- RECORDS FOR THIS EXERCISE -
□ □ □
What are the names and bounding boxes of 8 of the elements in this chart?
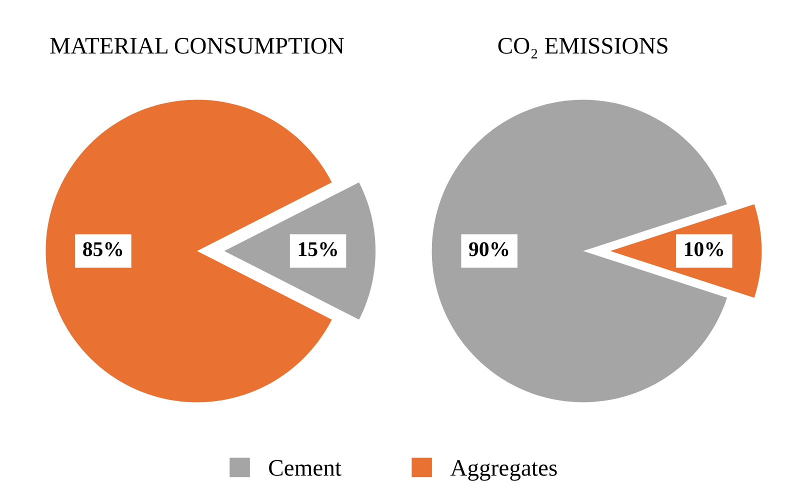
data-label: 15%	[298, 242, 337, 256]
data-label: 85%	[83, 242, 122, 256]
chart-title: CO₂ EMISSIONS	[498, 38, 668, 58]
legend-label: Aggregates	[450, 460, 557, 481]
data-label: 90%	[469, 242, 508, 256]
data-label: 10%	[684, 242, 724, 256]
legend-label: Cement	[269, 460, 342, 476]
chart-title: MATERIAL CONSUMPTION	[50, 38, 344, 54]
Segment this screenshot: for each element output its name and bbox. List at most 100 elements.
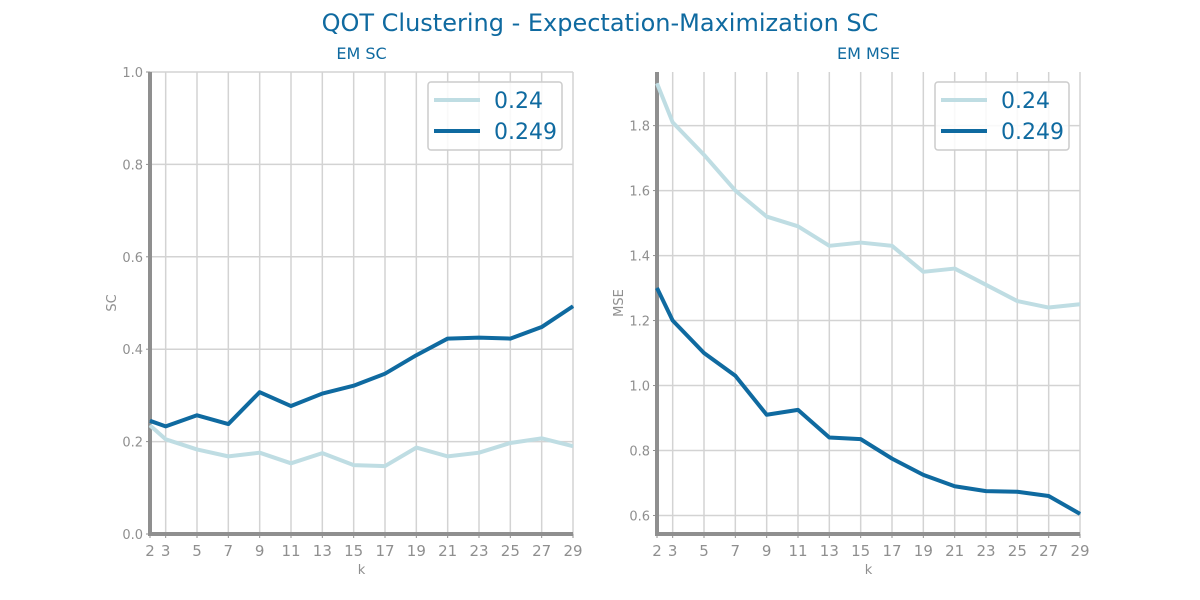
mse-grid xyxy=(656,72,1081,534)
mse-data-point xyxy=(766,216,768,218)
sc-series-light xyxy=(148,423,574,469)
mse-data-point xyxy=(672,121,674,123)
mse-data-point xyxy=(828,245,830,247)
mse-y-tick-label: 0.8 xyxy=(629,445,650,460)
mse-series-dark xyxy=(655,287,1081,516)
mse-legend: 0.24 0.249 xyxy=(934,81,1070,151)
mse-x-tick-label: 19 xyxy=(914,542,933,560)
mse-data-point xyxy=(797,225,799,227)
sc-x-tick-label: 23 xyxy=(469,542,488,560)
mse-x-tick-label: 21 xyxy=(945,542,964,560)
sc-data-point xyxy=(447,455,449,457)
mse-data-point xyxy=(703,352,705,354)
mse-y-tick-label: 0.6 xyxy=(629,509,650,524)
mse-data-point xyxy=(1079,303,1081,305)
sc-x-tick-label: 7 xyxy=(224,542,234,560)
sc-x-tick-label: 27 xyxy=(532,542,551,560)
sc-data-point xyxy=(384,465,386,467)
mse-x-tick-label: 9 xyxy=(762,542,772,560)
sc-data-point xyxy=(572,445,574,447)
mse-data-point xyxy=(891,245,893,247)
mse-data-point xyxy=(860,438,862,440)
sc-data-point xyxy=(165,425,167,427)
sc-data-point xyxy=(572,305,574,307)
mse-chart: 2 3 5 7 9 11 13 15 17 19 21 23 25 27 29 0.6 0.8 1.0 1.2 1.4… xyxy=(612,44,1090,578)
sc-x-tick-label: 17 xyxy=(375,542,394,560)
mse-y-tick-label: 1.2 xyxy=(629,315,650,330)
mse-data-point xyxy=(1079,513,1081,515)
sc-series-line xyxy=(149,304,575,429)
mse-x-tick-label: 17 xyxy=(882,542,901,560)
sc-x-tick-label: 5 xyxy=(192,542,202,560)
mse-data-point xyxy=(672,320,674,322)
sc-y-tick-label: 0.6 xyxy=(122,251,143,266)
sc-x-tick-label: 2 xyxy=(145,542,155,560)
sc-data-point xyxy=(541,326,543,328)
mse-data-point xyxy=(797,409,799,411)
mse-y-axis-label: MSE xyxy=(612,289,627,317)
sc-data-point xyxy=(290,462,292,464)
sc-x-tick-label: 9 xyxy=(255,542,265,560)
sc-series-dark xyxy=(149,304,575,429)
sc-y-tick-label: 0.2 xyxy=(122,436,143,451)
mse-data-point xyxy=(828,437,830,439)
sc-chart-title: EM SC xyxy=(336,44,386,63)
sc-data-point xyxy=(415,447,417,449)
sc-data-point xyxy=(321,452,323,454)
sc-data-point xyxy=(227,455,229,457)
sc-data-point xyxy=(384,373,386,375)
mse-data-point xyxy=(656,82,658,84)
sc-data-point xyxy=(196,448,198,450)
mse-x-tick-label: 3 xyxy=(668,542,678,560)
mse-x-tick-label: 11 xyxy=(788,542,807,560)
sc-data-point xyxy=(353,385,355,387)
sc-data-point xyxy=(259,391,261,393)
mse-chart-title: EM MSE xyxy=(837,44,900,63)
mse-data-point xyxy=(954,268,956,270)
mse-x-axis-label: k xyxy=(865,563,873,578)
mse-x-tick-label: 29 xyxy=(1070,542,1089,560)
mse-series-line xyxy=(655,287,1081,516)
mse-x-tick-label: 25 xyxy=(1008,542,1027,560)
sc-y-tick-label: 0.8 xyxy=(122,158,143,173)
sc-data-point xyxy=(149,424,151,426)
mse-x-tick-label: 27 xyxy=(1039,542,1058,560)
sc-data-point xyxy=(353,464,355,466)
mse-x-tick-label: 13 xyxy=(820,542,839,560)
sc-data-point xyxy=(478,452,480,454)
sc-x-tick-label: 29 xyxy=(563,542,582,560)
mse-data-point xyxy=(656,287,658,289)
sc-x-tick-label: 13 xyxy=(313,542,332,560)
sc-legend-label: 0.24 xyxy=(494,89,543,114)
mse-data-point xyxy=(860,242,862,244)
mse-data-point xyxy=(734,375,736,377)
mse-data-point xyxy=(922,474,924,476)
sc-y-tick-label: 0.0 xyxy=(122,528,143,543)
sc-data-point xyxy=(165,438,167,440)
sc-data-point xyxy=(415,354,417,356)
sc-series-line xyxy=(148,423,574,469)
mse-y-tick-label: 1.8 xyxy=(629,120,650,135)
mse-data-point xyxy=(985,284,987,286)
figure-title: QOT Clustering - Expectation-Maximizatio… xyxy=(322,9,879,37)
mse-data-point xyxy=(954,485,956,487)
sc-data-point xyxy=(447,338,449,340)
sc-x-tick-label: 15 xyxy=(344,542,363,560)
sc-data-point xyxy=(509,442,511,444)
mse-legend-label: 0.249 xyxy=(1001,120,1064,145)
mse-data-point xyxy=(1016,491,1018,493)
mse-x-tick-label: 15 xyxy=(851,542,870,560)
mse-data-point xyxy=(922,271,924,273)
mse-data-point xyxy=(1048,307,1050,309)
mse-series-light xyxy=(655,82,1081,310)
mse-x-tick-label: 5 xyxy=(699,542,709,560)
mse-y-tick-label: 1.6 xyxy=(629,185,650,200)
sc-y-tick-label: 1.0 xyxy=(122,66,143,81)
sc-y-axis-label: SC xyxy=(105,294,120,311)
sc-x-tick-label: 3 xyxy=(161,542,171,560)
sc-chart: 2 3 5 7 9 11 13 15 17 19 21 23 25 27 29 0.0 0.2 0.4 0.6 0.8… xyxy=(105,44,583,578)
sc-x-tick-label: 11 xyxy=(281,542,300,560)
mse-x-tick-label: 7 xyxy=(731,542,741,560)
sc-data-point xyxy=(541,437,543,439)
□ □ □
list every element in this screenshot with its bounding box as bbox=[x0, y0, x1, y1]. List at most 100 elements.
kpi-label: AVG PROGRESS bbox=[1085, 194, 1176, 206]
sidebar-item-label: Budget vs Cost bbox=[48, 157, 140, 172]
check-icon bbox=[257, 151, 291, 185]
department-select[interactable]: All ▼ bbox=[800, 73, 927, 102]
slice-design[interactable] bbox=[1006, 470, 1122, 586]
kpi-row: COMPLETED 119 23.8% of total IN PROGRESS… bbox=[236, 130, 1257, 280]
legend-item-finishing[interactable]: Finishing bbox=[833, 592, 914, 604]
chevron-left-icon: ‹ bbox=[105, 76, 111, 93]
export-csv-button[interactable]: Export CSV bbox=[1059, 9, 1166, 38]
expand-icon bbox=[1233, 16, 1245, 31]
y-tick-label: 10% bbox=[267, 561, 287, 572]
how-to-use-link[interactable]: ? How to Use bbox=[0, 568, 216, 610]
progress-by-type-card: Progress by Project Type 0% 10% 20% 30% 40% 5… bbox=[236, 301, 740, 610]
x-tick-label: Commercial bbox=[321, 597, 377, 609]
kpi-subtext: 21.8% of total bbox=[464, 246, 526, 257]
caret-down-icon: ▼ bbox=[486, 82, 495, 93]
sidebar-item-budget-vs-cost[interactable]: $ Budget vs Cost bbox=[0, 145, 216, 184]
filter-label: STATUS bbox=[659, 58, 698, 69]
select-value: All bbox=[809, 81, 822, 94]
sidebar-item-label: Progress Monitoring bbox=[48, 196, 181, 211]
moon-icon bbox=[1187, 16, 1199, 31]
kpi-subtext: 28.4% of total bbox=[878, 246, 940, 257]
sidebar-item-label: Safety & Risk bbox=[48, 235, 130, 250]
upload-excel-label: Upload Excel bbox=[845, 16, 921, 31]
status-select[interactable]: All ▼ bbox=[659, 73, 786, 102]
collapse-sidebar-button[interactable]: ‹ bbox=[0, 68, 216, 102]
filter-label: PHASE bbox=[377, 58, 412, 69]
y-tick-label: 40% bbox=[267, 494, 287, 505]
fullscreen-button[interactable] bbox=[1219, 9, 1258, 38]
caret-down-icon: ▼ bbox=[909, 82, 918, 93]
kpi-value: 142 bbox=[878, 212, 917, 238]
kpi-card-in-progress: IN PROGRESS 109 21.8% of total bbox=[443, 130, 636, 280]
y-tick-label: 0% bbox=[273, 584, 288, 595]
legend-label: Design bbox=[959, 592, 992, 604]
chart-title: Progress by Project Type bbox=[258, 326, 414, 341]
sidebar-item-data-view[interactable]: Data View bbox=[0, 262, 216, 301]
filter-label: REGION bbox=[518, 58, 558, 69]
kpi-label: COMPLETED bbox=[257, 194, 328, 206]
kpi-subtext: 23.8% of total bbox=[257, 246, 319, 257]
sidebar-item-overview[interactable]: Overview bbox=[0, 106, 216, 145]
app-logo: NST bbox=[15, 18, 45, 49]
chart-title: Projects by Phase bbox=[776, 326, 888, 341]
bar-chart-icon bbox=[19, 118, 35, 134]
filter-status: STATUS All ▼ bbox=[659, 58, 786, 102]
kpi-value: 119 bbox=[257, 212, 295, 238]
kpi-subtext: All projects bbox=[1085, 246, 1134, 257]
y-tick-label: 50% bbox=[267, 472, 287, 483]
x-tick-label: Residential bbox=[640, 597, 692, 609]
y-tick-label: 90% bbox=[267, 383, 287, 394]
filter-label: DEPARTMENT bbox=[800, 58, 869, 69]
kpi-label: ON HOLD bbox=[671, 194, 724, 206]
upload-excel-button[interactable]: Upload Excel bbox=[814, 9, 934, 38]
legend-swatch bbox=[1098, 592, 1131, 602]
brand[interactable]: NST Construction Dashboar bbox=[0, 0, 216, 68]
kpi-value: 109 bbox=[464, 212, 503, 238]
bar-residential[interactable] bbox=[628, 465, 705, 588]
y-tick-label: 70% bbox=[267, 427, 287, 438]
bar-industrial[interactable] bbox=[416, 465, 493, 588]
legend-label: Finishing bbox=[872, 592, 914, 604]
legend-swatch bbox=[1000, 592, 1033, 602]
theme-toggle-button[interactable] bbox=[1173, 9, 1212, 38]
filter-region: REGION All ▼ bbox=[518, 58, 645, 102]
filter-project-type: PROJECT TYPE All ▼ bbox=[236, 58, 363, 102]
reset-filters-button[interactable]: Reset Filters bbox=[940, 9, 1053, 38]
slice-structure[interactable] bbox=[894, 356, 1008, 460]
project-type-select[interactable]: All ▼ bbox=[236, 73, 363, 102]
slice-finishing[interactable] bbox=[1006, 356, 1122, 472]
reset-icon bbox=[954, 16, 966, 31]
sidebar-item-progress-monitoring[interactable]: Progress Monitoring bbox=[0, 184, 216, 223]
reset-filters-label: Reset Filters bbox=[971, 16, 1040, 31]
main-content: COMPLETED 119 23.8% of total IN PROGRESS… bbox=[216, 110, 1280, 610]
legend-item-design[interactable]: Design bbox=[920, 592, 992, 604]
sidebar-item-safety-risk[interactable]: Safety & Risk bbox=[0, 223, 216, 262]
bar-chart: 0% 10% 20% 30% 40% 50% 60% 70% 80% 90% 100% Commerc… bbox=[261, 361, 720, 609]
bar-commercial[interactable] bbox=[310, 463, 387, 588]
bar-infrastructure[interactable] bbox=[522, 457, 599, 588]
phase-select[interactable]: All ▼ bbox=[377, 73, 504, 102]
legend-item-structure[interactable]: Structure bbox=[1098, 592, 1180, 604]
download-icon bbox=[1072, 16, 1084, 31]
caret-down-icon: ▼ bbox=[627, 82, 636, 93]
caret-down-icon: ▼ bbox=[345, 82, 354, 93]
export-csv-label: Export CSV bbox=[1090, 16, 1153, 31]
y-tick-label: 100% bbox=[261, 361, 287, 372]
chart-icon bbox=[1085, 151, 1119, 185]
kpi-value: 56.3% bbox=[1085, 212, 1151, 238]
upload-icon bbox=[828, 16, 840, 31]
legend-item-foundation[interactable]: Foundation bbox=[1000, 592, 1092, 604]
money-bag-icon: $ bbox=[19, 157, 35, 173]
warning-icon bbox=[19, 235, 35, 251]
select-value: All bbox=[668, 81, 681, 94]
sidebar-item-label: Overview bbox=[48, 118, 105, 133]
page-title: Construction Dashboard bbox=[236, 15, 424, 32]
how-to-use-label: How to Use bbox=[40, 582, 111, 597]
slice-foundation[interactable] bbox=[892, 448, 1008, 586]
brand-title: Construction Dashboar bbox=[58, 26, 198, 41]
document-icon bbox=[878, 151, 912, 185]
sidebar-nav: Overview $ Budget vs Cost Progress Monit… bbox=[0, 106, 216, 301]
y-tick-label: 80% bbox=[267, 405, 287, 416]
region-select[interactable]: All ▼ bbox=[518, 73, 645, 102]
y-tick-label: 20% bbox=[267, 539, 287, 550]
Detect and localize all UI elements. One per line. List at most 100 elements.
□ □ □
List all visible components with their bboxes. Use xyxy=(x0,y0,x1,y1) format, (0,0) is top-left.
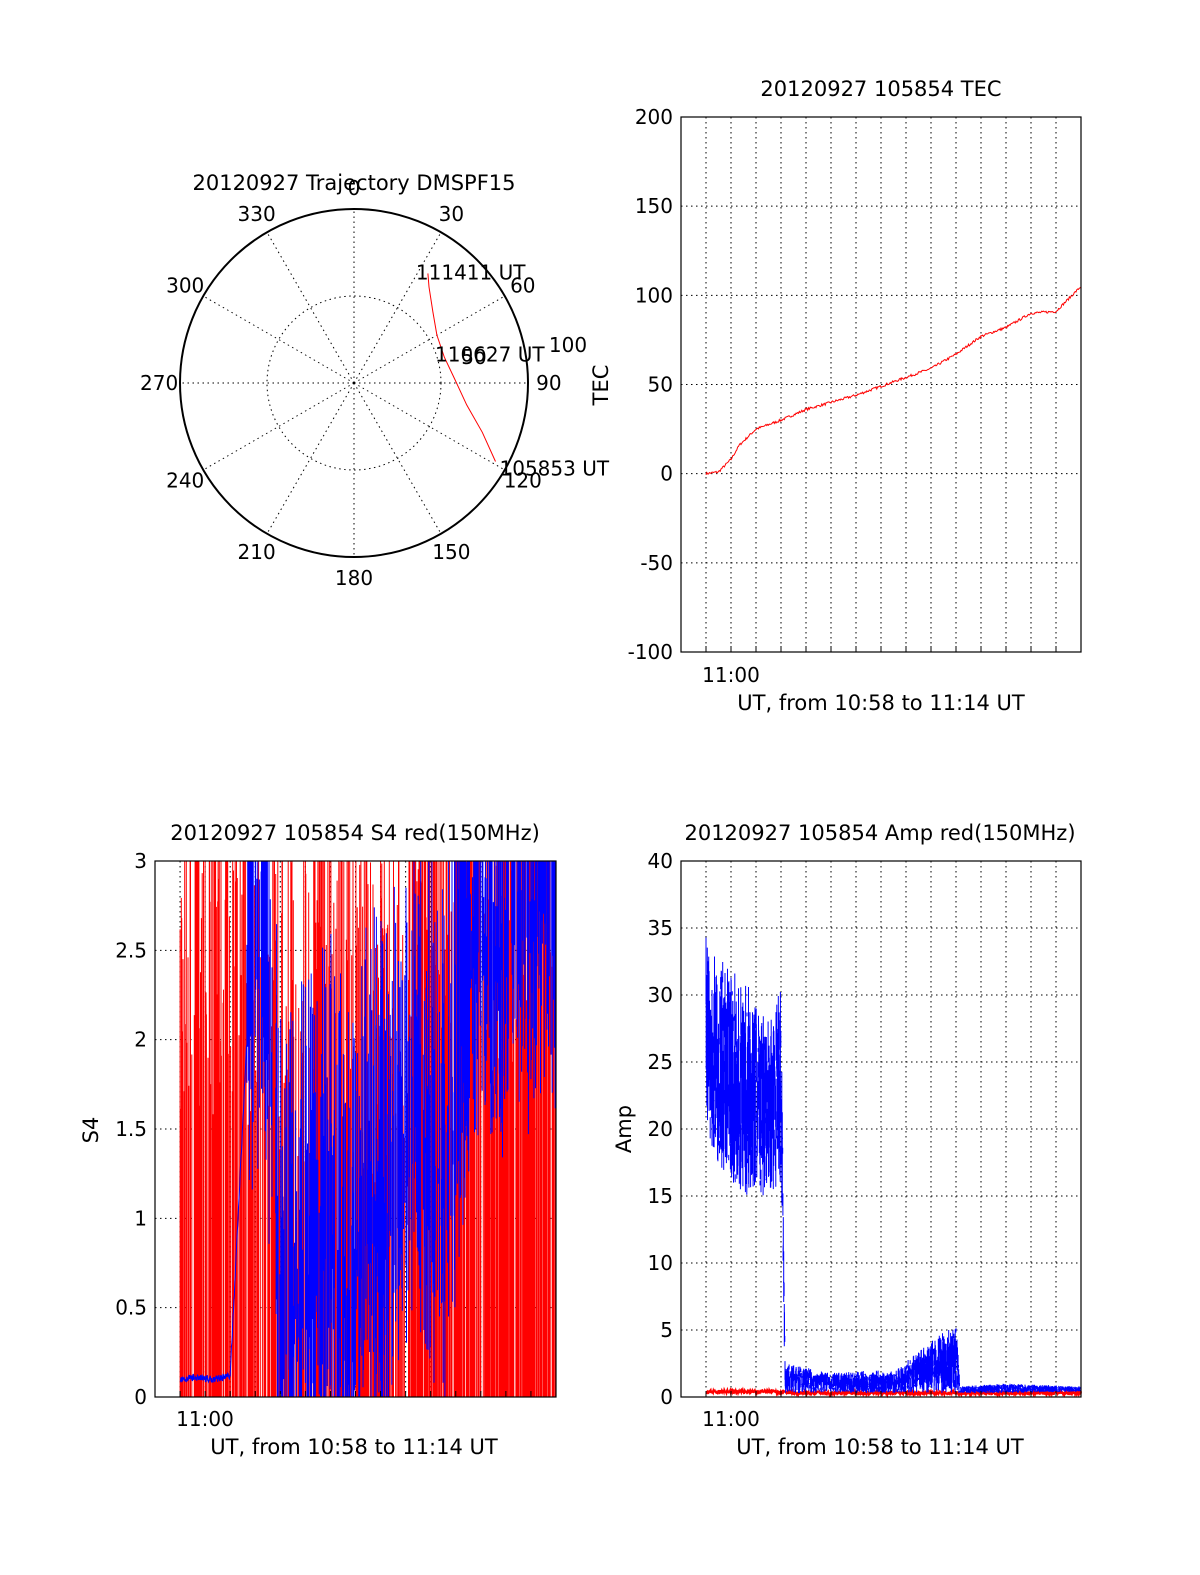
□ □ □
Format the rows from the line containing "list every element" through the line containing "expand-icon bbox=[1233, 16, 1245, 31]" as a JSON list of strings, one string per line, leaving out any blank lines.

- THE ANSWER -
[
  "list every element in this screenshot with its bounding box as bbox=[x0, y0, x1, y1]. List at most 100 elements.",
  "kpi-label: AVG PROGRESS bbox=[1085, 194, 1176, 206]",
  "sidebar-item-label: Budget vs Cost bbox=[48, 157, 140, 172]",
  "check-icon bbox=[257, 151, 291, 185]",
  "department-select[interactable]: All ▼ bbox=[800, 73, 927, 102]",
  "slice-design[interactable] bbox=[1006, 470, 1122, 586]",
  "kpi-row: COMPLETED 119 23.8% of total IN PROGRESS… bbox=[236, 130, 1257, 280]",
  "legend-item-finishing[interactable]: Finishing bbox=[833, 592, 914, 604]",
  "chevron-left-icon: ‹ bbox=[105, 76, 111, 93]",
  "export-csv-button[interactable]: Export CSV bbox=[1059, 9, 1166, 38]",
  "expand-icon bbox=[1233, 16, 1245, 31]"
]